Given task
Print out each record below, unaltered and complete, without its images.

Recorded data
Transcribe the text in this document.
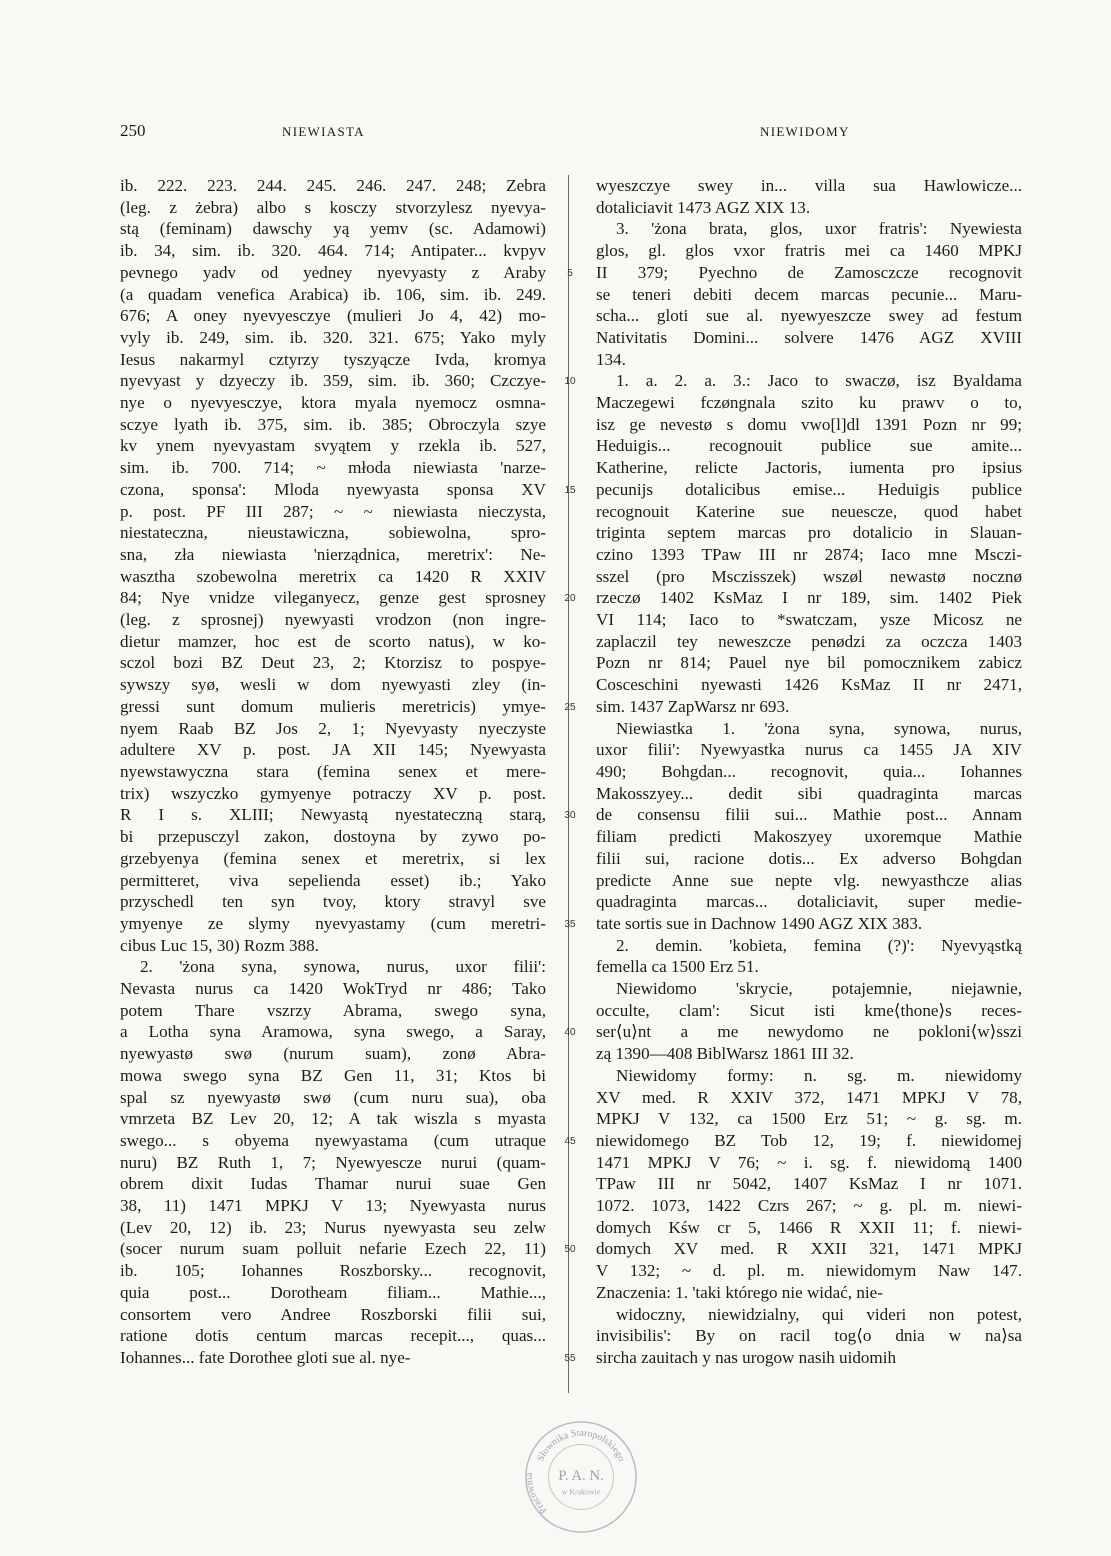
250	NIEWIASTA	NIEWIDOMY
ib. 222. 223. 244. 245. 246. 247. 248; Zebra
(leg. z żebra) albo s kosczy stvorzylesz nyevya-
stą (feminam) dawschy yą yemv (sc. Adamowi)
ib. 34, sim. ib. 320. 464. 714; Antipater... kvpyv
pevnego yadv od yedney nyevyasty z Araby
(a quadam venefica Arabica) ib. 106, sim. ib. 249.
676; A oney nyevyesczye (mulieri Jo 4, 42) mo-
vyly ib. 249, sim. ib. 320. 321. 675; Yako myly
Iesus nakarmyl cztyrzy tyszyącze Ivda, kromya
nyevyast y dzyeczy ib. 359, sim. ib. 360; Czczye-
nye o nyevyesczye, ktora myala nyemocz osmna-
sczye lyath ib. 375, sim. ib. 385; Obroczyla szye
kv ynem nyevyastam svyątem y rzekla ib. 527,
sim. ib. 700. 714; ~ młoda niewiasta 'narze-
czona, sponsa': Mloda nyewyasta sponsa XV
p. post. PF III 287; ~ ~ niewiasta nieczysta,
niestateczna, nieustawiczna, sobiewolna, spro-
sna, zła niewiasta 'nierządnica, meretrix': Ne-
wasztha szobewolna meretrix ca 1420 R XXIV
84; Nye vnidze vileganyecz, genze gest sprosney
(leg. z sprosnej) nyewyasti vrodzon (non ingre-
dietur mamzer, hoc est de scorto natus), w ko-
sczol bozi BZ Deut 23, 2; Ktorzisz to pospye-
sywszy syø, wesli w dom nyewyasti zley (in-
gressi sunt domum mulieris meretricis) ymye-
nyem Raab BZ Jos 2, 1; Nyevyasty nyeczyste
adultere XV p. post. JA XII 145; Nyewyasta
nyewstawyczna stara (femina senex et mere-
trix) wszyczko gymyenye potraczy XV p. post.
R I s. XLIII; Newyastą nyestateczną starą,
bi przepusczyl zakon, dostoyna by zywo po-
grzebyenya (femina senex et meretrix, si lex
permitteret, viva sepelienda esset) ib.; Yako
przyschedl ten syn tvoy, ktory stravyl sve
ymyenye ze slymy nyevyastamy (cum meretri-
cibus Luc 15, 30) Rozm 388.
2. 'żona syna, synowa, nurus, uxor filii':
Nevasta nurus ca 1420 WokTryd nr 486; Tako
potem Thare vszrzy Abrama, swego syna,
a Lotha syna Aramowa, syna swego, a Saray,
nyewyastø swø (nurum suam), zonø Abra-
mowa swego syna BZ Gen 11, 31; Ktos bi
spal sz nyewyastø swø (cum nuru sua), oba
vmrzeta BZ Lev 20, 12; A tak wiszla s myasta
swego... s obyema nyewyastama (cum utraque
nuru) BZ Ruth 1, 7; Nyewyescze nurui (quam-
obrem dixit Iudas Thamar nurui suae Gen
38, 11) 1471 MPKJ V 13; Nyewyasta nurus
(Lev 20, 12) ib. 23; Nurus nyewyasta seu zelw
(socer nurum suam polluit nefarie Ezech 22, 11)
ib. 105; Iohannes Roszborsky... recognovit,
quia post... Dorotheam filiam... Mathie...,
consortem vero Andree Roszborski filii sui,
ratione dotis centum marcas recepit..., quas...
Iohannes... fate Dorothee gloti sue al. nye-
wyeszczye swey in... villa sua Hawlowicze...
dotaliciavit 1473 AGZ XIX 13.
3. 'żona brata, glos, uxor fratris': Nyewiesta
glos, gl. glos vxor fratris mei ca 1460 MPKJ
II 379; Pyechno de Zamosczcze recognovit
se teneri debiti decem marcas pecunie... Maru-
scha... gloti sue al. nyewyeszcze swey ad festum
Nativitatis Domini... solvere 1476 AGZ XVIII
134.
1. a. 2. a. 3.: Jaco to swaczø, isz Byaldama
Maczegewi fczøngnala szito ku prawv o to,
isz ge nevestø s domu vwo[l]dl 1391 Pozn nr 99;
Heduigis... recognouit publice sue amite...
Katherine, relicte Jactoris, iumenta pro ipsius
pecunijs dotalicibus emise... Heduigis publice
recognouit Katerine sue neuescze, quod habet
triginta septem marcas pro dotalicio in Slauan-
czino 1393 TPaw III nr 2874; Iaco mne Msczi-
sszel (pro Msczisszek) wszøl newastø nocznø
rzeczø 1402 KsMaz I nr 189, sim. 1402 Piek
VI 114; Iaco to *swatczam, ysze Micosz ne
zaplaczil tey neweszcze penødzi za oczcza 1403
Pozn nr 814; Pauel nye bil pomocznikem zabicz
Cosceschini nyewasti 1426 KsMaz II nr 2471,
sim. 1437 ZapWarsz nr 693.
Niewiastka 1. 'żona syna, synowa, nurus,
uxor filii': Nyewyastka nurus ca 1455 JA XIV
490; Bohgdan... recognovit, quia... Iohannes
Makosszyey... dedit sibi quadraginta marcas
de consensu filii sui... Mathie post... Annam
filiam predicti Makoszyey uxoremque Mathie
filii sui, racione dotis... Ex adverso Bohgdan
predicte Anne sue nepte vlg. newyasthcze alias
quadraginta marcas... dotaliciavit, super medie-
tate sortis sue in Dachnow 1490 AGZ XIX 383.
2. demin. 'kobieta, femina (?)': Nyevyąstką
femella ca 1500 Erz 51.
Niewidomo 'skrycie, potajemnie, niejawnie,
occulte, clam': Sicut isti kme⟨thone⟩s reces-
ser⟨u⟩nt a me newydomo ne pokloni⟨w⟩sszi
zą 1390—408 BiblWarsz 1861 III 32.
Niewidomy formy: n. sg. m. niewidomy
XV med. R XXIV 372, 1471 MPKJ V 78,
MPKJ V 132, ca 1500 Erz 51; ~ g. sg. m.
niewidomego BZ Tob 12, 19; f. niewidomej
1471 MPKJ V 76; ~ i. sg. f. niewidomą 1400
TPaw III nr 5042, 1407 KsMaz I nr 1071.
1072. 1073, 1422 Czrs 267; ~ g. pl. m. niewi-
domych Kśw cr 5, 1466 R XXII 11; f. niewi-
domych XV med. R XXII 321, 1471 MPKJ
V 132; ~ d. pl. m. niewidomym Naw 147.
Znaczenia: 1. 'taki którego nie widać, nie-
widoczny, niewidzialny, qui videri non potest,
invisibilis': By on racil tog⟨o dnia w na⟩sa
sircha zauitach y nas urogow nasih uidomih
5
10
15
20
25
30
35
40
45
50
55
Słownika Staropolskiego
Pracownia	P. A. N.
w Krakowie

Result of this task
Transcribe the text in this document.
250	NIEWIASTA	NIEWIDOMY
ib. 222. 223. 244. 245. 246. 247. 248; Zebra
(leg. z żebra) albo s kosczy stvorzylesz nyevya-
stą (feminam) dawschy yą yemv (sc. Adamowi)
ib. 34, sim. ib. 320. 464. 714; Antipater... kvpyv
pevnego yadv od yedney nyevyasty z Araby
(a quadam venefica Arabica) ib. 106, sim. ib. 249.
676; A oney nyevyesczye (mulieri Jo 4, 42) mo-
vyly ib. 249, sim. ib. 320. 321. 675; Yako myly
Iesus nakarmyl cztyrzy tyszyącze Ivda, kromya
nyevyast y dzyeczy ib. 359, sim. ib. 360; Czczye-
nye o nyevyesczye, ktora myala nyemocz osmna-
sczye lyath ib. 375, sim. ib. 385; Obroczyla szye
kv ynem nyevyastam svyątem y rzekla ib. 527,
sim. ib. 700. 714; ~ młoda niewiasta 'narze-
czona, sponsa': Mloda nyewyasta sponsa XV
p. post. PF III 287; ~ ~ niewiasta nieczysta,
niestateczna, nieustawiczna, sobiewolna, spro-
sna, zła niewiasta 'nierządnica, meretrix': Ne-
wasztha szobewolna meretrix ca 1420 R XXIV
84; Nye vnidze vileganyecz, genze gest sprosney
(leg. z sprosnej) nyewyasti vrodzon (non ingre-
dietur mamzer, hoc est de scorto natus), w ko-
sczol bozi BZ Deut 23, 2; Ktorzisz to pospye-
sywszy syø, wesli w dom nyewyasti zley (in-
gressi sunt domum mulieris meretricis) ymye-
nyem Raab BZ Jos 2, 1; Nyevyasty nyeczyste
adultere XV p. post. JA XII 145; Nyewyasta
nyewstawyczna stara (femina senex et mere-
trix) wszyczko gymyenye potraczy XV p. post.
R I s. XLIII; Newyastą nyestateczną starą,
bi przepusczyl zakon, dostoyna by zywo po-
grzebyenya (femina senex et meretrix, si lex
permitteret, viva sepelienda esset) ib.; Yako
przyschedl ten syn tvoy, ktory stravyl sve
ymyenye ze slymy nyevyastamy (cum meretri-
cibus Luc 15, 30) Rozm 388.
2. 'żona syna, synowa, nurus, uxor filii':
Nevasta nurus ca 1420 WokTryd nr 486; Tako
potem Thare vszrzy Abrama, swego syna,
a Lotha syna Aramowa, syna swego, a Saray,
nyewyastø swø (nurum suam), zonø Abra-
mowa swego syna BZ Gen 11, 31; Ktos bi
spal sz nyewyastø swø (cum nuru sua), oba
vmrzeta BZ Lev 20, 12; A tak wiszla s myasta
swego... s obyema nyewyastama (cum utraque
nuru) BZ Ruth 1, 7; Nyewyescze nurui (quam-
obrem dixit Iudas Thamar nurui suae Gen
38, 11) 1471 MPKJ V 13; Nyewyasta nurus
(Lev 20, 12) ib. 23; Nurus nyewyasta seu zelw
(socer nurum suam polluit nefarie Ezech 22, 11)
ib. 105; Iohannes Roszborsky... recognovit,
quia post... Dorotheam filiam... Mathie...,
consortem vero Andree Roszborski filii sui,
ratione dotis centum marcas recepit..., quas...
Iohannes... fate Dorothee gloti sue al. nye-
wyeszczye swey in... villa sua Hawlowicze...
dotaliciavit 1473 AGZ XIX 13.
3. 'żona brata, glos, uxor fratris': Nyewiesta
glos, gl. glos vxor fratris mei ca 1460 MPKJ
II 379; Pyechno de Zamosczcze recognovit
se teneri debiti decem marcas pecunie... Maru-
scha... gloti sue al. nyewyeszcze swey ad festum
Nativitatis Domini... solvere 1476 AGZ XVIII
134.
1. a. 2. a. 3.: Jaco to swaczø, isz Byaldama
Maczegewi fczøngnala szito ku prawv o to,
isz ge nevestø s domu vwo[l]dl 1391 Pozn nr 99;
Heduigis... recognouit publice sue amite...
Katherine, relicte Jactoris, iumenta pro ipsius
pecunijs dotalicibus emise... Heduigis publice
recognouit Katerine sue neuescze, quod habet
triginta septem marcas pro dotalicio in Slauan-
czino 1393 TPaw III nr 2874; Iaco mne Msczi-
sszel (pro Msczisszek) wszøl newastø nocznø
rzeczø 1402 KsMaz I nr 189, sim. 1402 Piek
VI 114; Iaco to *swatczam, ysze Micosz ne
zaplaczil tey neweszcze penødzi za oczcza 1403
Pozn nr 814; Pauel nye bil pomocznikem zabicz
Cosceschini nyewasti 1426 KsMaz II nr 2471,
sim. 1437 ZapWarsz nr 693.
Niewiastka 1. 'żona syna, synowa, nurus,
uxor filii': Nyewyastka nurus ca 1455 JA XIV
490; Bohgdan... recognovit, quia... Iohannes
Makosszyey... dedit sibi quadraginta marcas
de consensu filii sui... Mathie post... Annam
filiam predicti Makoszyey uxoremque Mathie
filii sui, racione dotis... Ex adverso Bohgdan
predicte Anne sue nepte vlg. newyasthcze alias
quadraginta marcas... dotaliciavit, super medie-
tate sortis sue in Dachnow 1490 AGZ XIX 383.
2. demin. 'kobieta, femina (?)': Nyevyąstką
femella ca 1500 Erz 51.
Niewidomo 'skrycie, potajemnie, niejawnie,
occulte, clam': Sicut isti kme⟨thone⟩s reces-
ser⟨u⟩nt a me newydomo ne pokloni⟨w⟩sszi
zą 1390—408 BiblWarsz 1861 III 32.
Niewidomy formy: n. sg. m. niewidomy
XV med. R XXIV 372, 1471 MPKJ V 78,
MPKJ V 132, ca 1500 Erz 51; ~ g. sg. m.
niewidomego BZ Tob 12, 19; f. niewidomej
1471 MPKJ V 76; ~ i. sg. f. niewidomą 1400
TPaw III nr 5042, 1407 KsMaz I nr 1071.
1072. 1073, 1422 Czrs 267; ~ g. pl. m. niewi-
domych Kśw cr 5, 1466 R XXII 11; f. niewi-
domych XV med. R XXII 321, 1471 MPKJ
V 132; ~ d. pl. m. niewidomym Naw 147.
Znaczenia: 1. 'taki którego nie widać, nie-
widoczny, niewidzialny, qui videri non potest,
invisibilis': By on racil tog⟨o dnia w na⟩sa
sircha zauitach y nas urogow nasih uidomih
5
10
15
20
25
30
35
40
45
50
55
Słownika Staropolskiego
Pracownia	P. A. N.
w Krakowie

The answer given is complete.